> Information shown
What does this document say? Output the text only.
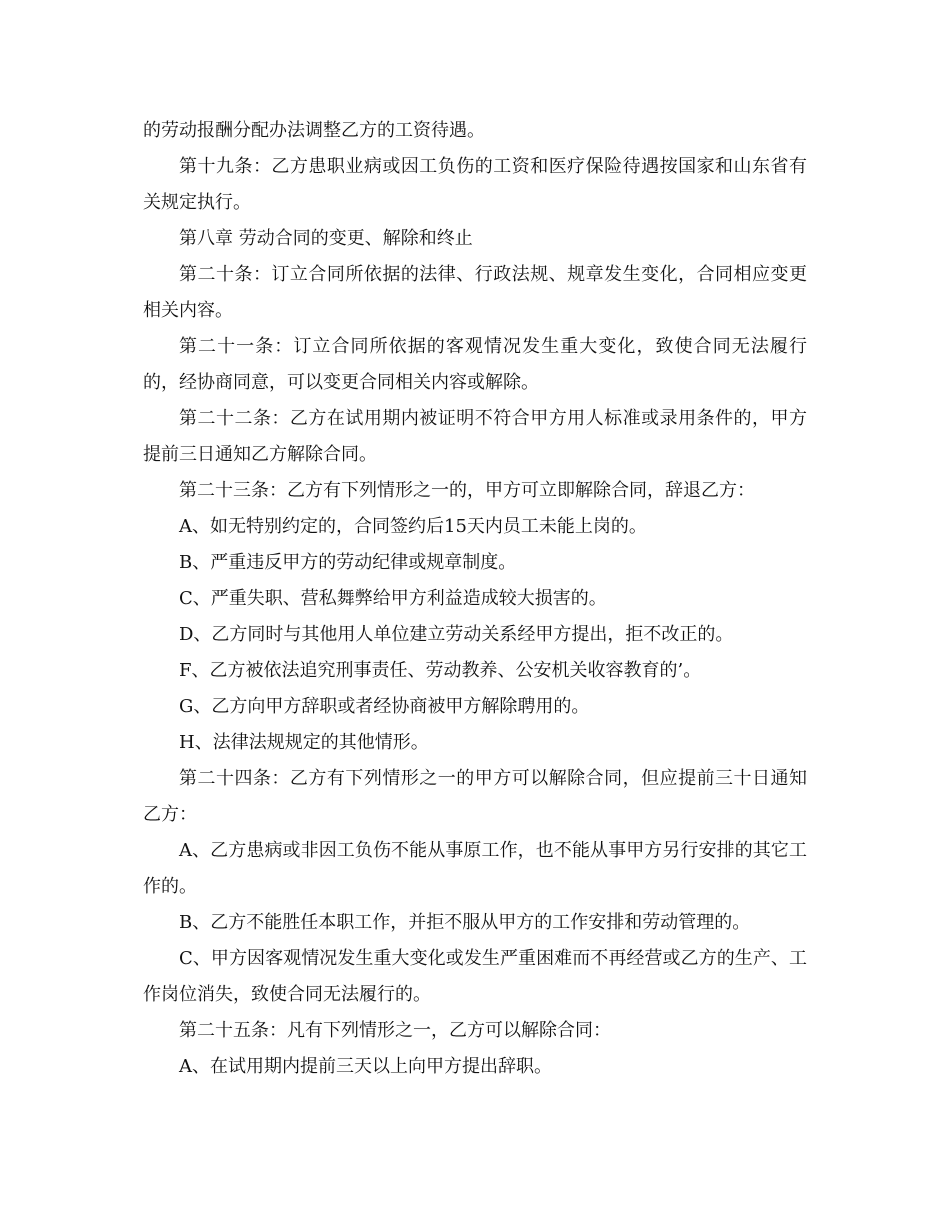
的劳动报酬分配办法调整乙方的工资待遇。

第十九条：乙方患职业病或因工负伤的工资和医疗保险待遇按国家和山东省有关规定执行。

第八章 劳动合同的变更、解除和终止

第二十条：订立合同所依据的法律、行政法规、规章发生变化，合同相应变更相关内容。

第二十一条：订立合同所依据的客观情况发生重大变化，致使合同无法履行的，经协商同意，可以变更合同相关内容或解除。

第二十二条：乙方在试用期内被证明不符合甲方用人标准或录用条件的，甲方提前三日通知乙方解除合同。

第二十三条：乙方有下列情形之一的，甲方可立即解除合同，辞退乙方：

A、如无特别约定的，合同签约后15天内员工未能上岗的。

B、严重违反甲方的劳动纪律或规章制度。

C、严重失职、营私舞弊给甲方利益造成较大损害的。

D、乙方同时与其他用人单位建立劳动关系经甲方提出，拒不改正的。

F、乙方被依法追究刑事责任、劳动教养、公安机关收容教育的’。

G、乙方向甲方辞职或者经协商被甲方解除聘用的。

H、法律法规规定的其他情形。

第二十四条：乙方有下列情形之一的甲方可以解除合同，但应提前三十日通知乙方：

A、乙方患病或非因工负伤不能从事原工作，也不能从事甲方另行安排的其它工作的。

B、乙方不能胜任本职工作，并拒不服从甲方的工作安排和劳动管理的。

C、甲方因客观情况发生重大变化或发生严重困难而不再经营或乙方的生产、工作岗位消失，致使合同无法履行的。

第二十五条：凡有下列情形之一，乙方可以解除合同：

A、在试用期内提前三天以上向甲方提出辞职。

* * *

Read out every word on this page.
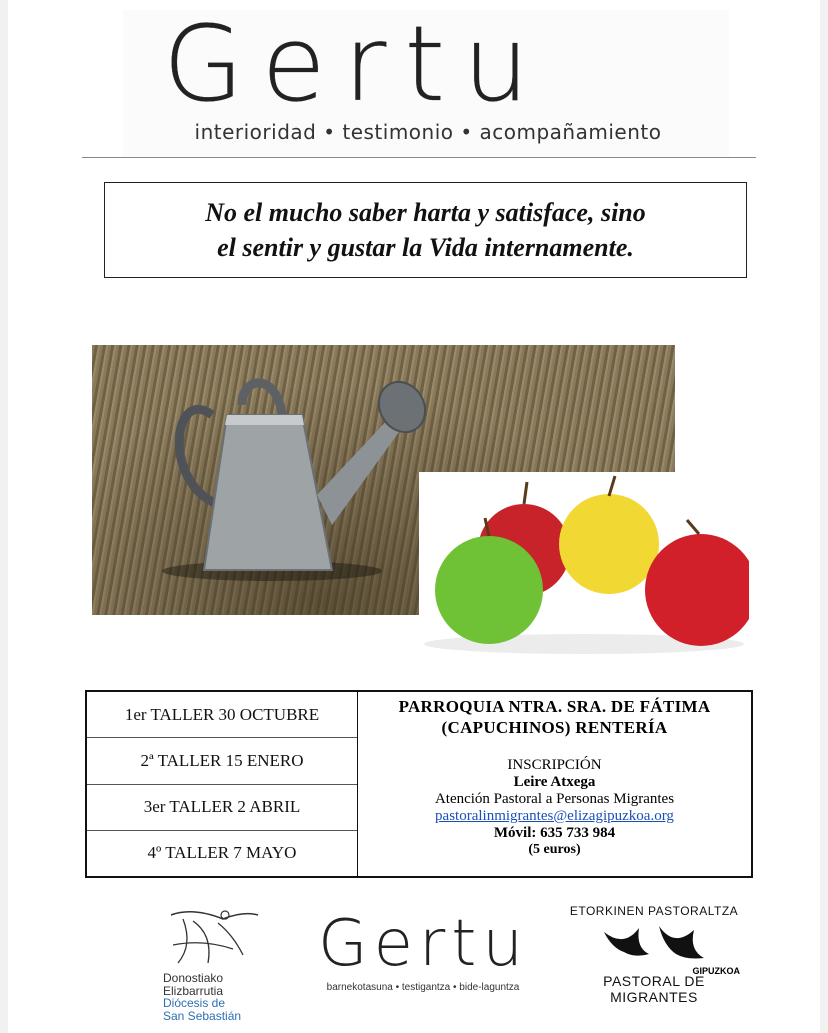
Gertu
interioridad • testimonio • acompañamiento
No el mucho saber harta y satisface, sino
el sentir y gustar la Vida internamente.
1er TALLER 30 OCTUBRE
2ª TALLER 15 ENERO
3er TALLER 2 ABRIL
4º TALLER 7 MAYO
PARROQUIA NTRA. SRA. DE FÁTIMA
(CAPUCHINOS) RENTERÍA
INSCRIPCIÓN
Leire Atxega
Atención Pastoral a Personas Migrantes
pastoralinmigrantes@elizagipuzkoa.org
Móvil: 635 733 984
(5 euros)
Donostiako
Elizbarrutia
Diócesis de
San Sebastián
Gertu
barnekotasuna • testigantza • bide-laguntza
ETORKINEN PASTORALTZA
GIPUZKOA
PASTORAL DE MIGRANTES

==

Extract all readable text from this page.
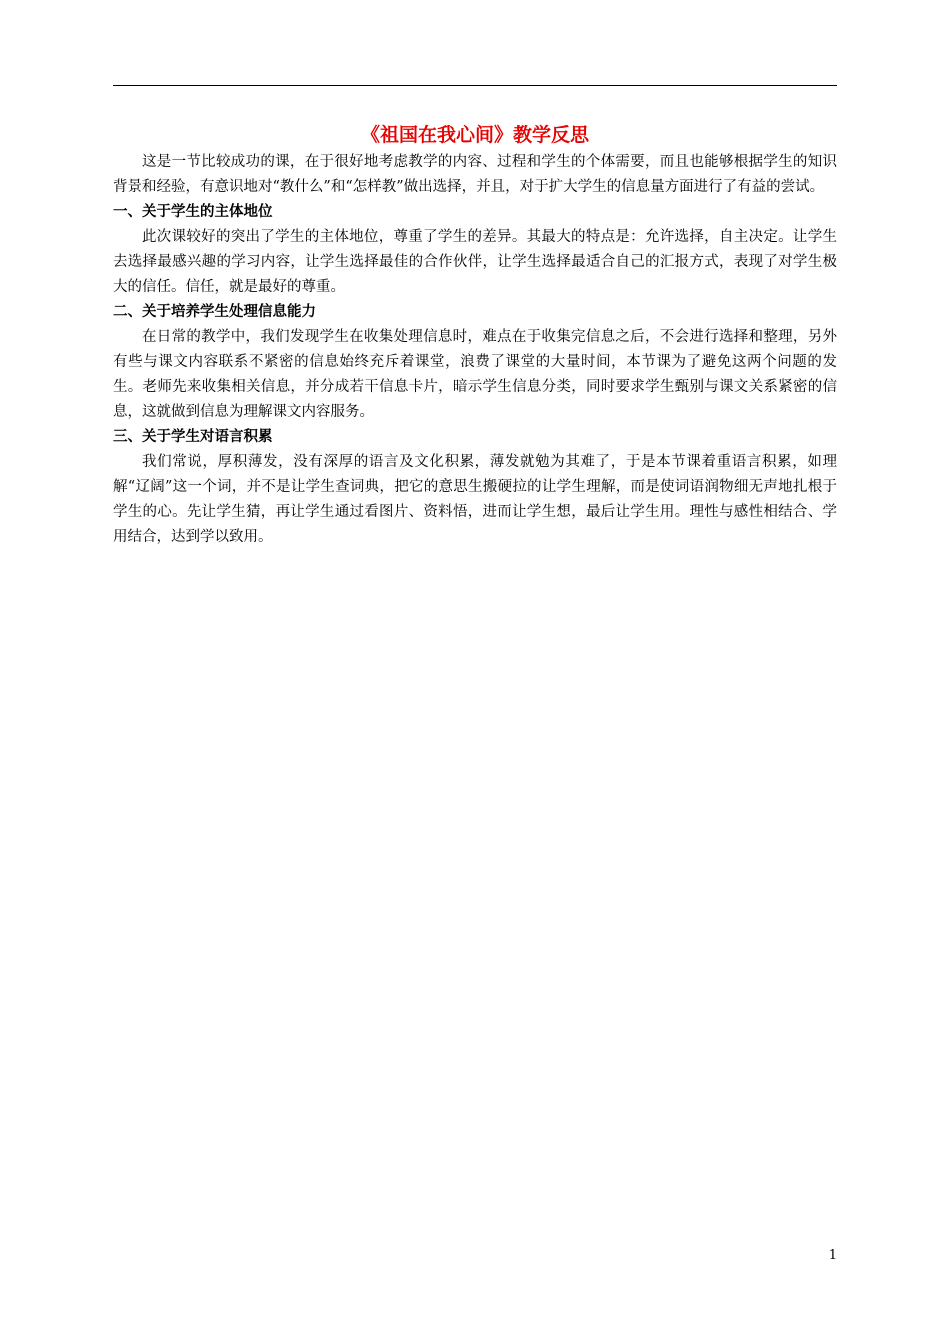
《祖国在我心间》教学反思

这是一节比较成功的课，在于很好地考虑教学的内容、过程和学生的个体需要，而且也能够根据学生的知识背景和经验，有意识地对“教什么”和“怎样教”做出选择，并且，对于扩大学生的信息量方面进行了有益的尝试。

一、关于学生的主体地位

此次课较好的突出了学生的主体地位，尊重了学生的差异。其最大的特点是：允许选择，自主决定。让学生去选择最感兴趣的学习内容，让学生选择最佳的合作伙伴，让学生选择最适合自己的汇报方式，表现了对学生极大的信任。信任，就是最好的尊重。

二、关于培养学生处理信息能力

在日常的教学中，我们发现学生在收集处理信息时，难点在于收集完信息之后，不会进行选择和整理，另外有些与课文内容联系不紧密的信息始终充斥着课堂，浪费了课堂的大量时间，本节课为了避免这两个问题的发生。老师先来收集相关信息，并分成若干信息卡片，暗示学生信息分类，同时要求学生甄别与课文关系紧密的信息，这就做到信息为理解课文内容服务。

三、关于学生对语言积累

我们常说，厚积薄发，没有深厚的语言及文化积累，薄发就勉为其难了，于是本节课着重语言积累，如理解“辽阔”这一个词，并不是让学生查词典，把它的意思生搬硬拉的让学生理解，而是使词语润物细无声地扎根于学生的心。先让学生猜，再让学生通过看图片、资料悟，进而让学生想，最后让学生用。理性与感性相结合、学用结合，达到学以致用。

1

> Set exercise
Show the lines of the records that contain the word "text".

> Correct result
What does this document say? Output the text only.
Extract all readable text from this page.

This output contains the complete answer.